-- begin Data for the task --
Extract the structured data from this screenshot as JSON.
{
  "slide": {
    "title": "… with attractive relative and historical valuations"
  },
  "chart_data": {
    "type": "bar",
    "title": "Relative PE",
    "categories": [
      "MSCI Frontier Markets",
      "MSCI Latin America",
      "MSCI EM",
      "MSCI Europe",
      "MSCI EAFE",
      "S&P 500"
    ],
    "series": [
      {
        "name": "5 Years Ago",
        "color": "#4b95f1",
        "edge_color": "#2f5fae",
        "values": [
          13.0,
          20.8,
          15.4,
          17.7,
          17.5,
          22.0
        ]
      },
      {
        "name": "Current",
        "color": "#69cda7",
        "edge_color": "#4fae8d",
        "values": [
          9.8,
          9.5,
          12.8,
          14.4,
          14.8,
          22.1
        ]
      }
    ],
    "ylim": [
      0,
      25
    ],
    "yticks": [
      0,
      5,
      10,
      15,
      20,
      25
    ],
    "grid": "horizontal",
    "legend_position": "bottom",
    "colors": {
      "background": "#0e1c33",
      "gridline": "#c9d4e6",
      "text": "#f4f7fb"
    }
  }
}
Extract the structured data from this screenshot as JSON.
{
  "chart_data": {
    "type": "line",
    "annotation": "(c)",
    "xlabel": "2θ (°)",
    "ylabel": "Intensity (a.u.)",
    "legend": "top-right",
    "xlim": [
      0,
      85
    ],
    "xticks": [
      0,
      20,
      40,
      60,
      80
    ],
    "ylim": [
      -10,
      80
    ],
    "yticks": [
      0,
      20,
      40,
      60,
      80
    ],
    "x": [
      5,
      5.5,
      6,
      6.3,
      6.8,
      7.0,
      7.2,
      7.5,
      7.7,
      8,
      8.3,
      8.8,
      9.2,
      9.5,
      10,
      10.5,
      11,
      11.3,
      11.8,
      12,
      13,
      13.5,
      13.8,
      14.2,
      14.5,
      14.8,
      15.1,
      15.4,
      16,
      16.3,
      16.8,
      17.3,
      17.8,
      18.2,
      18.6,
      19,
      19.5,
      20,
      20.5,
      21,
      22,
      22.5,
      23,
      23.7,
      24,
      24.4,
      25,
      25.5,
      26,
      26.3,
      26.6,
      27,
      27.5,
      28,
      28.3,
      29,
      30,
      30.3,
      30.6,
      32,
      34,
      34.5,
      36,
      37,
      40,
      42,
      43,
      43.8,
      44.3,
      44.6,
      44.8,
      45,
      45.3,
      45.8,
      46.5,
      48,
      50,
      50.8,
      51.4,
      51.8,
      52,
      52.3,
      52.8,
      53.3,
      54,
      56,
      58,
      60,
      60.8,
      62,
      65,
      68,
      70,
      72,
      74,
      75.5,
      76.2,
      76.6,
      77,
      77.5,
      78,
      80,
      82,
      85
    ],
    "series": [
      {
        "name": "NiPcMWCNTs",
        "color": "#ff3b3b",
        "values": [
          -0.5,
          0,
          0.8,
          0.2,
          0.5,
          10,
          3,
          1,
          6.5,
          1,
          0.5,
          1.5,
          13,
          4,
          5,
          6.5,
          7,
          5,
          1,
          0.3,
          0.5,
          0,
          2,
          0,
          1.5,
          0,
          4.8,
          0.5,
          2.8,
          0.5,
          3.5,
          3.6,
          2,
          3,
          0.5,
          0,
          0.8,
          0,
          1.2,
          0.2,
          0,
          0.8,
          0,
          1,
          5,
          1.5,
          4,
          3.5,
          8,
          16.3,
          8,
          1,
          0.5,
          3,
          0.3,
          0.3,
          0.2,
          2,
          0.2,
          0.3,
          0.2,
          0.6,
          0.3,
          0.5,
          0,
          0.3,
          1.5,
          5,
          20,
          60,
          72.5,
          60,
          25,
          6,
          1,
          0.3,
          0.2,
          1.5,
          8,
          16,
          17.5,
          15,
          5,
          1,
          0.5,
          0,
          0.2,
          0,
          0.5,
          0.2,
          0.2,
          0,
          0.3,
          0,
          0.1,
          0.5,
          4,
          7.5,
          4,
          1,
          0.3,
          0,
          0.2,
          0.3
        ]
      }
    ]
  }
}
-- end Data for the task --
Reproduce every record, matching each line exactly.

◆ Worked solution
Extract the structured data from this screenshot as JSON.
{
  "slide": {
    "title": "… with attractive relative and historical valuations"
  },
  "chart_data": {
    "type": "bar",
    "title": "Relative PE",
    "categories": [
      "MSCI Frontier Markets",
      "MSCI Latin America",
      "MSCI EM",
      "MSCI Europe",
      "MSCI EAFE",
      "S&P 500"
    ],
    "series": [
      {
        "name": "5 Years Ago",
        "color": "#4b95f1",
        "edge_color": "#2f5fae",
        "values": [
          13.0,
          20.8,
          15.4,
          17.7,
          17.5,
          22.0
        ]
      },
      {
        "name": "Current",
        "color": "#69cda7",
        "edge_color": "#4fae8d",
        "values": [
          9.8,
          9.5,
          12.8,
          14.4,
          14.8,
          22.1
        ]
      }
    ],
    "ylim": [
      0,
      25
    ],
    "yticks": [
      0,
      5,
      10,
      15,
      20,
      25
    ],
    "grid": "horizontal",
    "legend_position": "bottom",
    "colors": {
      "background": "#0e1c33",
      "gridline": "#c9d4e6",
      "text": "#f4f7fb"
    }
  }
}
Extract the structured data from this screenshot as JSON.
{
  "chart_data": {
    "type": "line",
    "annotation": "(c)",
    "xlabel": "2θ (°)",
    "ylabel": "Intensity (a.u.)",
    "legend": "top-right",
    "xlim": [
      0,
      85
    ],
    "xticks": [
      0,
      20,
      40,
      60,
      80
    ],
    "ylim": [
      -10,
      80
    ],
    "yticks": [
      0,
      20,
      40,
      60,
      80
    ],
    "x": [
      5,
      5.5,
      6,
      6.3,
      6.8,
      7.0,
      7.2,
      7.5,
      7.7,
      8,
      8.3,
      8.8,
      9.2,
      9.5,
      10,
      10.5,
      11,
      11.3,
      11.8,
      12,
      13,
      13.5,
      13.8,
      14.2,
      14.5,
      14.8,
      15.1,
      15.4,
      16,
      16.3,
      16.8,
      17.3,
      17.8,
      18.2,
      18.6,
      19,
      19.5,
      20,
      20.5,
      21,
      22,
      22.5,
      23,
      23.7,
      24,
      24.4,
      25,
      25.5,
      26,
      26.3,
      26.6,
      27,
      27.5,
      28,
      28.3,
      29,
      30,
      30.3,
      30.6,
      32,
      34,
      34.5,
      36,
      37,
      40,
      42,
      43,
      43.8,
      44.3,
      44.6,
      44.8,
      45,
      45.3,
      45.8,
      46.5,
      48,
      50,
      50.8,
      51.4,
      51.8,
      52,
      52.3,
      52.8,
      53.3,
      54,
      56,
      58,
      60,
      60.8,
      62,
      65,
      68,
      70,
      72,
      74,
      75.5,
      76.2,
      76.6,
      77,
      77.5,
      78,
      80,
      82,
      85
    ],
    "series": [
      {
        "name": "NiPcMWCNTs",
        "color": "#ff3b3b",
        "values": [
          -0.5,
          0,
          0.8,
          0.2,
          0.5,
          10,
          3,
          1,
          6.5,
          1,
          0.5,
          1.5,
          13,
          4,
          5,
          6.5,
          7,
          5,
          1,
          0.3,
          0.5,
          0,
          2,
          0,
          1.5,
          0,
          4.8,
          0.5,
          2.8,
          0.5,
          3.5,
          3.6,
          2,
          3,
          0.5,
          0,
          0.8,
          0,
          1.2,
          0.2,
          0,
          0.8,
          0,
          1,
          5,
          1.5,
          4,
          3.5,
          8,
          16.3,
          8,
          1,
          0.5,
          3,
          0.3,
          0.3,
          0.2,
          2,
          0.2,
          0.3,
          0.2,
          0.6,
          0.3,
          0.5,
          0,
          0.3,
          1.5,
          5,
          20,
          60,
          72.5,
          60,
          25,
          6,
          1,
          0.3,
          0.2,
          1.5,
          8,
          16,
          17.5,
          15,
          5,
          1,
          0.5,
          0,
          0.2,
          0,
          0.5,
          0.2,
          0.2,
          0,
          0.3,
          0,
          0.1,
          0.5,
          4,
          7.5,
          4,
          1,
          0.3,
          0,
          0.2,
          0.3
        ]
      }
    ]
  }
}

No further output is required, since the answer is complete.